Dataset excerpts ::
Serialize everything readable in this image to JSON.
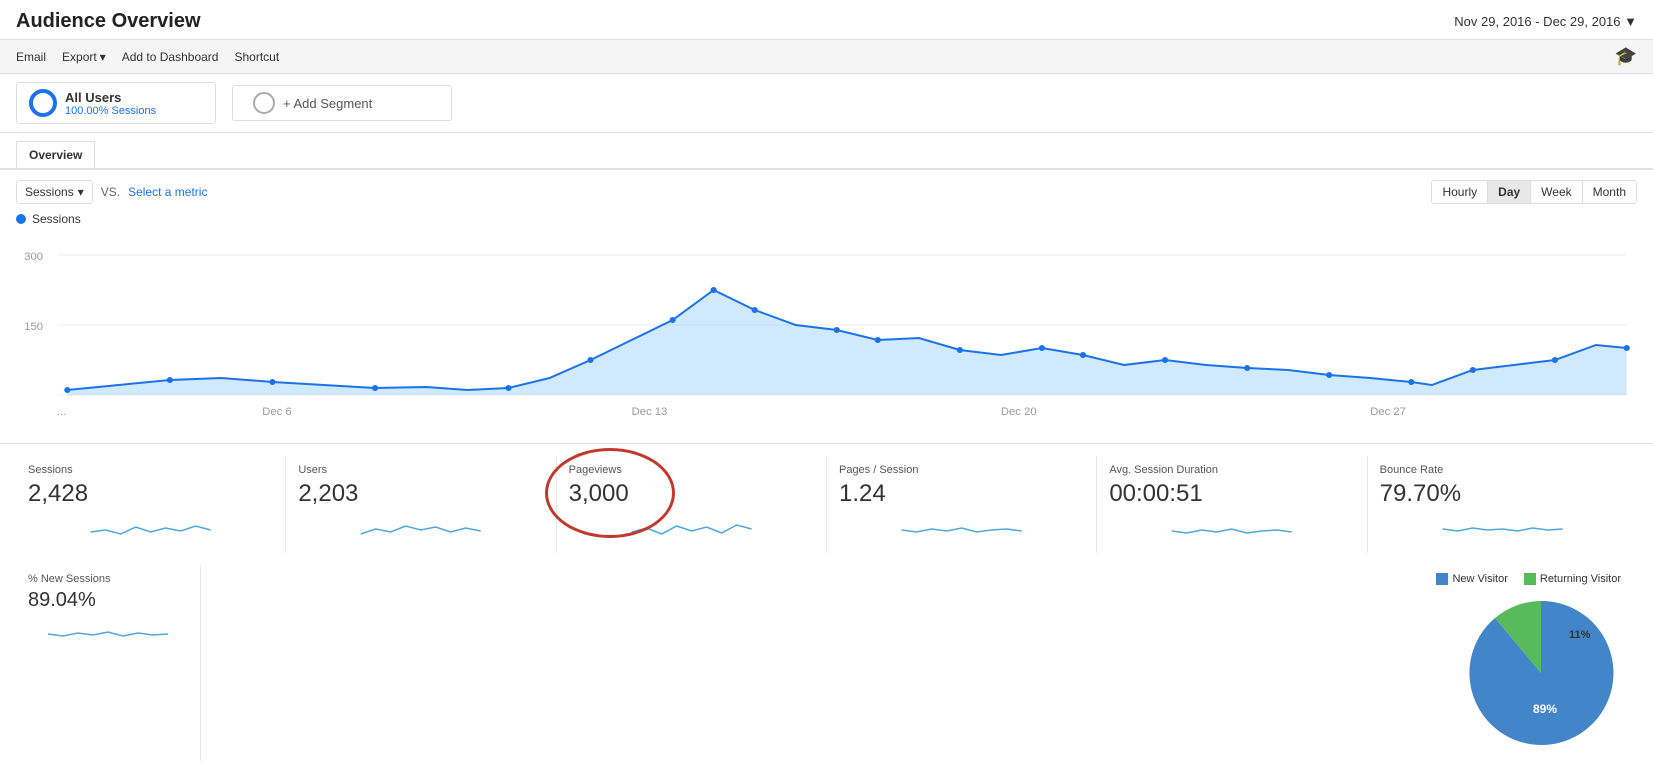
{
  "header": {
    "title": "Audience Overview",
    "date_range": "Nov 29, 2016 - Dec 29, 2016 ▼"
  },
  "toolbar": {
    "email": "Email",
    "export": "Export",
    "export_arrow": "▾",
    "add_dashboard": "Add to Dashboard",
    "shortcut": "Shortcut"
  },
  "segment": {
    "all_users": "All Users",
    "sessions_pct": "100.00% Sessions",
    "add_segment": "+ Add Segment"
  },
  "tabs": {
    "overview": "Overview"
  },
  "chart": {
    "metric_label": "Sessions",
    "vs_text": "VS.",
    "select_metric": "Select a metric",
    "sessions_legend": "Sessions",
    "y_labels": [
      "300",
      "150"
    ],
    "x_labels": [
      "...",
      "Dec 6",
      "Dec 13",
      "Dec 20",
      "Dec 27"
    ],
    "time_buttons": [
      "Hourly",
      "Day",
      "Week",
      "Month"
    ],
    "active_time": "Day"
  },
  "stats": [
    {
      "label": "Sessions",
      "value": "2,428"
    },
    {
      "label": "Users",
      "value": "2,203"
    },
    {
      "label": "Pageviews",
      "value": "3,000",
      "highlighted": true
    },
    {
      "label": "Pages / Session",
      "value": "1.24"
    },
    {
      "label": "Avg. Session Duration",
      "value": "00:00:51"
    },
    {
      "label": "Bounce Rate",
      "value": "79.70%"
    }
  ],
  "bottom_stats": [
    {
      "label": "% New Sessions",
      "value": "89.04%"
    }
  ],
  "pie": {
    "new_visitor_label": "New Visitor",
    "returning_visitor_label": "Returning Visitor",
    "new_visitor_color": "#4285c8",
    "returning_visitor_color": "#57bb5b",
    "new_pct": 89,
    "returning_pct": 11,
    "label_89": "89%",
    "label_11": "11%"
  }
}
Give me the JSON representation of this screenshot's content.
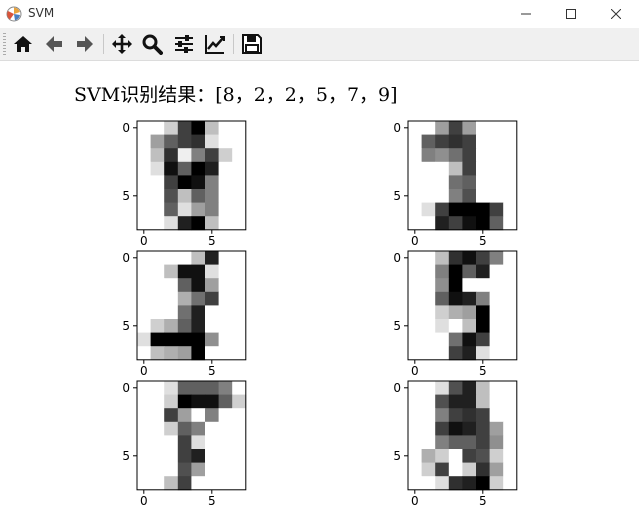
{
  "window": {
    "title": "SVM",
    "minimize_icon": "minimize-icon",
    "maximize_icon": "maximize-icon",
    "close_icon": "close-icon"
  },
  "toolbar": {
    "buttons": [
      "home-icon",
      "back-icon",
      "forward-icon",
      "pan-icon",
      "zoom-icon",
      "configure-subplots-icon",
      "edit-axis-icon",
      "save-icon"
    ]
  },
  "figure": {
    "title": "SVM识别结果：[8，2，2，5，7，9]"
  },
  "chart_data": {
    "type": "heatmap",
    "colormap": "gray_r",
    "value_range": [
      0,
      16
    ],
    "subplots": [
      {
        "xticks": [
          "0",
          "5"
        ],
        "yticks": [
          "0",
          "5"
        ],
        "values": [
          [
            0,
            0,
            3,
            12,
            16,
            4,
            0,
            0
          ],
          [
            0,
            6,
            10,
            12,
            13,
            2,
            0,
            0
          ],
          [
            0,
            4,
            13,
            1,
            8,
            12,
            3,
            0
          ],
          [
            0,
            2,
            15,
            10,
            16,
            14,
            0,
            0
          ],
          [
            0,
            0,
            12,
            16,
            15,
            8,
            0,
            0
          ],
          [
            0,
            0,
            11,
            4,
            10,
            8,
            0,
            0
          ],
          [
            0,
            0,
            10,
            2,
            6,
            8,
            0,
            0
          ],
          [
            0,
            0,
            2,
            14,
            16,
            4,
            0,
            0
          ]
        ]
      },
      {
        "xticks": [
          "0",
          "5"
        ],
        "yticks": [
          "0",
          "5"
        ],
        "values": [
          [
            0,
            0,
            6,
            12,
            6,
            0,
            0,
            0
          ],
          [
            0,
            10,
            12,
            13,
            12,
            0,
            0,
            0
          ],
          [
            0,
            8,
            7,
            9,
            12,
            0,
            0,
            0
          ],
          [
            0,
            0,
            0,
            4,
            12,
            0,
            0,
            0
          ],
          [
            0,
            0,
            0,
            9,
            10,
            0,
            0,
            0
          ],
          [
            0,
            0,
            0,
            8,
            11,
            0,
            0,
            0
          ],
          [
            0,
            2,
            12,
            16,
            16,
            16,
            12,
            0
          ],
          [
            0,
            0,
            14,
            12,
            15,
            16,
            10,
            0
          ]
        ]
      },
      {
        "xticks": [
          "0",
          "5"
        ],
        "yticks": [
          "0",
          "5"
        ],
        "values": [
          [
            0,
            0,
            0,
            0,
            4,
            14,
            0,
            0
          ],
          [
            0,
            0,
            4,
            15,
            15,
            2,
            0,
            0
          ],
          [
            0,
            0,
            0,
            10,
            15,
            6,
            0,
            0
          ],
          [
            0,
            0,
            0,
            5,
            9,
            12,
            0,
            0
          ],
          [
            0,
            0,
            0,
            9,
            14,
            0,
            0,
            0
          ],
          [
            0,
            3,
            5,
            10,
            14,
            0,
            0,
            0
          ],
          [
            2,
            16,
            16,
            16,
            16,
            7,
            0,
            0
          ],
          [
            0,
            4,
            5,
            6,
            16,
            0,
            0,
            0
          ]
        ]
      },
      {
        "xticks": [
          "0",
          "5"
        ],
        "yticks": [
          "0",
          "5"
        ],
        "values": [
          [
            0,
            0,
            4,
            13,
            15,
            12,
            8,
            0
          ],
          [
            0,
            0,
            8,
            16,
            10,
            14,
            0,
            0
          ],
          [
            0,
            0,
            7,
            16,
            0,
            0,
            0,
            0
          ],
          [
            0,
            0,
            10,
            15,
            14,
            8,
            0,
            0
          ],
          [
            0,
            0,
            3,
            5,
            6,
            16,
            0,
            0
          ],
          [
            0,
            0,
            2,
            0,
            4,
            16,
            0,
            0
          ],
          [
            0,
            0,
            0,
            9,
            15,
            12,
            0,
            0
          ],
          [
            0,
            0,
            0,
            12,
            14,
            2,
            0,
            0
          ]
        ]
      },
      {
        "xticks": [
          "0",
          "5"
        ],
        "yticks": [
          "0",
          "5"
        ],
        "values": [
          [
            0,
            0,
            2,
            10,
            10,
            10,
            8,
            0
          ],
          [
            0,
            0,
            3,
            16,
            15,
            15,
            10,
            3
          ],
          [
            0,
            0,
            12,
            6,
            0,
            8,
            0,
            0
          ],
          [
            0,
            0,
            3,
            10,
            8,
            0,
            0,
            0
          ],
          [
            0,
            0,
            0,
            12,
            2,
            0,
            0,
            0
          ],
          [
            0,
            0,
            0,
            12,
            14,
            0,
            0,
            0
          ],
          [
            0,
            0,
            0,
            11,
            6,
            0,
            0,
            0
          ],
          [
            0,
            0,
            4,
            12,
            0,
            0,
            0,
            0
          ]
        ]
      },
      {
        "xticks": [
          "0",
          "5"
        ],
        "yticks": [
          "0",
          "5"
        ],
        "values": [
          [
            0,
            0,
            2,
            11,
            14,
            4,
            0,
            0
          ],
          [
            0,
            0,
            11,
            14,
            14,
            4,
            0,
            0
          ],
          [
            0,
            0,
            8,
            12,
            13,
            12,
            0,
            0
          ],
          [
            0,
            0,
            12,
            15,
            14,
            12,
            6,
            0
          ],
          [
            0,
            0,
            8,
            10,
            10,
            12,
            7,
            0
          ],
          [
            0,
            5,
            3,
            0,
            12,
            11,
            3,
            0
          ],
          [
            0,
            3,
            12,
            0,
            3,
            13,
            6,
            0
          ],
          [
            0,
            0,
            2,
            13,
            14,
            16,
            3,
            0
          ]
        ]
      }
    ]
  }
}
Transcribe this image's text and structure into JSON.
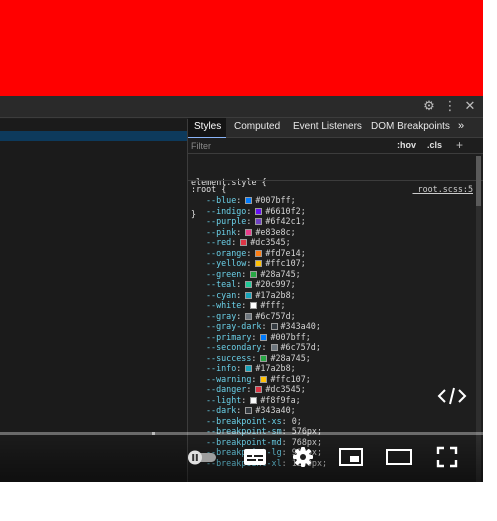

The exercise ::
All of the records above must be copied exactly, except for the pictures.

Task solution ::
Serialize everything readable in this image to JSON.
{
  "header": {
    "title": "Audience Overview",
    "date_range": "Nov 29, 2016 - Dec 29, 2016 ▼"
  },
  "toolbar": {
    "email": "Email",
    "export": "Export",
    "export_arrow": "▾",
    "add_dashboard": "Add to Dashboard",
    "shortcut": "Shortcut"
  },
  "segment": {
    "all_users": "All Users",
    "sessions_pct": "100.00% Sessions",
    "add_segment": "+ Add Segment"
  },
  "tabs": {
    "overview": "Overview"
  },
  "chart": {
    "metric_label": "Sessions",
    "vs_text": "VS.",
    "select_metric": "Select a metric",
    "sessions_legend": "Sessions",
    "y_labels": [
      "300",
      "150"
    ],
    "x_labels": [
      "...",
      "Dec 6",
      "Dec 13",
      "Dec 20",
      "Dec 27"
    ],
    "time_buttons": [
      "Hourly",
      "Day",
      "Week",
      "Month"
    ],
    "active_time": "Day"
  },
  "stats": [
    {
      "label": "Sessions",
      "value": "2,428"
    },
    {
      "label": "Users",
      "value": "2,203"
    },
    {
      "label": "Pageviews",
      "value": "3,000",
      "highlighted": true
    },
    {
      "label": "Pages / Session",
      "value": "1.24"
    },
    {
      "label": "Avg. Session Duration",
      "value": "00:00:51"
    },
    {
      "label": "Bounce Rate",
      "value": "79.70%"
    }
  ],
  "bottom_stats": [
    {
      "label": "% New Sessions",
      "value": "89.04%"
    }
  ],
  "pie": {
    "new_visitor_label": "New Visitor",
    "returning_visitor_label": "Returning Visitor",
    "new_visitor_color": "#4285c8",
    "returning_visitor_color": "#57bb5b",
    "new_pct": 89,
    "returning_pct": 11,
    "label_89": "89%",
    "label_11": "11%"
  }
}
Give me the JSON representation of this screenshot's content.
{
  "window": {
    "title": "SVM",
    "minimize_icon": "minimize-icon",
    "maximize_icon": "maximize-icon",
    "close_icon": "close-icon"
  },
  "toolbar": {
    "buttons": [
      "home-icon",
      "back-icon",
      "forward-icon",
      "pan-icon",
      "zoom-icon",
      "configure-subplots-icon",
      "edit-axis-icon",
      "save-icon"
    ]
  },
  "figure": {
    "title": "SVM识别结果：[8，2，2，5，7，9]"
  },
  "chart_data": {
    "type": "heatmap",
    "colormap": "gray_r",
    "value_range": [
      0,
      16
    ],
    "subplots": [
      {
        "xticks": [
          "0",
          "5"
        ],
        "yticks": [
          "0",
          "5"
        ],
        "values": [
          [
            0,
            0,
            3,
            12,
            16,
            4,
            0,
            0
          ],
          [
            0,
            6,
            10,
            12,
            13,
            2,
            0,
            0
          ],
          [
            0,
            4,
            13,
            1,
            8,
            12,
            3,
            0
          ],
          [
            0,
            2,
            15,
            10,
            16,
            14,
            0,
            0
          ],
          [
            0,
            0,
            12,
            16,
            15,
            8,
            0,
            0
          ],
          [
            0,
            0,
            11,
            4,
            10,
            8,
            0,
            0
          ],
          [
            0,
            0,
            10,
            2,
            6,
            8,
            0,
            0
          ],
          [
            0,
            0,
            2,
            14,
            16,
            4,
            0,
            0
          ]
        ]
      },
      {
        "xticks": [
          "0",
          "5"
        ],
        "yticks": [
          "0",
          "5"
        ],
        "values": [
          [
            0,
            0,
            6,
            12,
            6,
            0,
            0,
            0
          ],
          [
            0,
            10,
            12,
            13,
            12,
            0,
            0,
            0
          ],
          [
            0,
            8,
            7,
            9,
            12,
            0,
            0,
            0
          ],
          [
            0,
            0,
            0,
            4,
            12,
            0,
            0,
            0
          ],
          [
            0,
            0,
            0,
            9,
            10,
            0,
            0,
            0
          ],
          [
            0,
            0,
            0,
            8,
            11,
            0,
            0,
            0
          ],
          [
            0,
            2,
            12,
            16,
            16,
            16,
            12,
            0
          ],
          [
            0,
            0,
            14,
            12,
            15,
            16,
            10,
            0
          ]
        ]
      },
      {
        "xticks": [
          "0",
          "5"
        ],
        "yticks": [
          "0",
          "5"
        ],
        "values": [
          [
            0,
            0,
            0,
            0,
            4,
            14,
            0,
            0
          ],
          [
            0,
            0,
            4,
            15,
            15,
            2,
            0,
            0
          ],
          [
            0,
            0,
            0,
            10,
            15,
            6,
            0,
            0
          ],
          [
            0,
            0,
            0,
            5,
            9,
            12,
            0,
            0
          ],
          [
            0,
            0,
            0,
            9,
            14,
            0,
            0,
            0
          ],
          [
            0,
            3,
            5,
            10,
            14,
            0,
            0,
            0
          ],
          [
            2,
            16,
            16,
            16,
            16,
            7,
            0,
            0
          ],
          [
            0,
            4,
            5,
            6,
            16,
            0,
            0,
            0
          ]
        ]
      },
      {
        "xticks": [
          "0",
          "5"
        ],
        "yticks": [
          "0",
          "5"
        ],
        "values": [
          [
            0,
            0,
            4,
            13,
            15,
            12,
            8,
            0
          ],
          [
            0,
            0,
            8,
            16,
            10,
            14,
            0,
            0
          ],
          [
            0,
            0,
            7,
            16,
            0,
            0,
            0,
            0
          ],
          [
            0,
            0,
            10,
            15,
            14,
            8,
            0,
            0
          ],
          [
            0,
            0,
            3,
            5,
            6,
            16,
            0,
            0
          ],
          [
            0,
            0,
            2,
            0,
            4,
            16,
            0,
            0
          ],
          [
            0,
            0,
            0,
            9,
            15,
            12,
            0,
            0
          ],
          [
            0,
            0,
            0,
            12,
            14,
            2,
            0,
            0
          ]
        ]
      },
      {
        "xticks": [
          "0",
          "5"
        ],
        "yticks": [
          "0",
          "5"
        ],
        "values": [
          [
            0,
            0,
            2,
            10,
            10,
            10,
            8,
            0
          ],
          [
            0,
            0,
            3,
            16,
            15,
            15,
            10,
            3
          ],
          [
            0,
            0,
            12,
            6,
            0,
            8,
            0,
            0
          ],
          [
            0,
            0,
            3,
            10,
            8,
            0,
            0,
            0
          ],
          [
            0,
            0,
            0,
            12,
            2,
            0,
            0,
            0
          ],
          [
            0,
            0,
            0,
            12,
            14,
            0,
            0,
            0
          ],
          [
            0,
            0,
            0,
            11,
            6,
            0,
            0,
            0
          ],
          [
            0,
            0,
            4,
            12,
            0,
            0,
            0,
            0
          ]
        ]
      },
      {
        "xticks": [
          "0",
          "5"
        ],
        "yticks": [
          "0",
          "5"
        ],
        "values": [
          [
            0,
            0,
            2,
            11,
            14,
            4,
            0,
            0
          ],
          [
            0,
            0,
            11,
            14,
            14,
            4,
            0,
            0
          ],
          [
            0,
            0,
            8,
            12,
            13,
            12,
            0,
            0
          ],
          [
            0,
            0,
            12,
            15,
            14,
            12,
            6,
            0
          ],
          [
            0,
            0,
            8,
            10,
            10,
            12,
            7,
            0
          ],
          [
            0,
            5,
            3,
            0,
            12,
            11,
            3,
            0
          ],
          [
            0,
            3,
            12,
            0,
            3,
            13,
            6,
            0
          ],
          [
            0,
            0,
            2,
            13,
            14,
            16,
            3,
            0
          ]
        ]
      }
    ]
  }
}
Transcribe this image's text and structure into JSON.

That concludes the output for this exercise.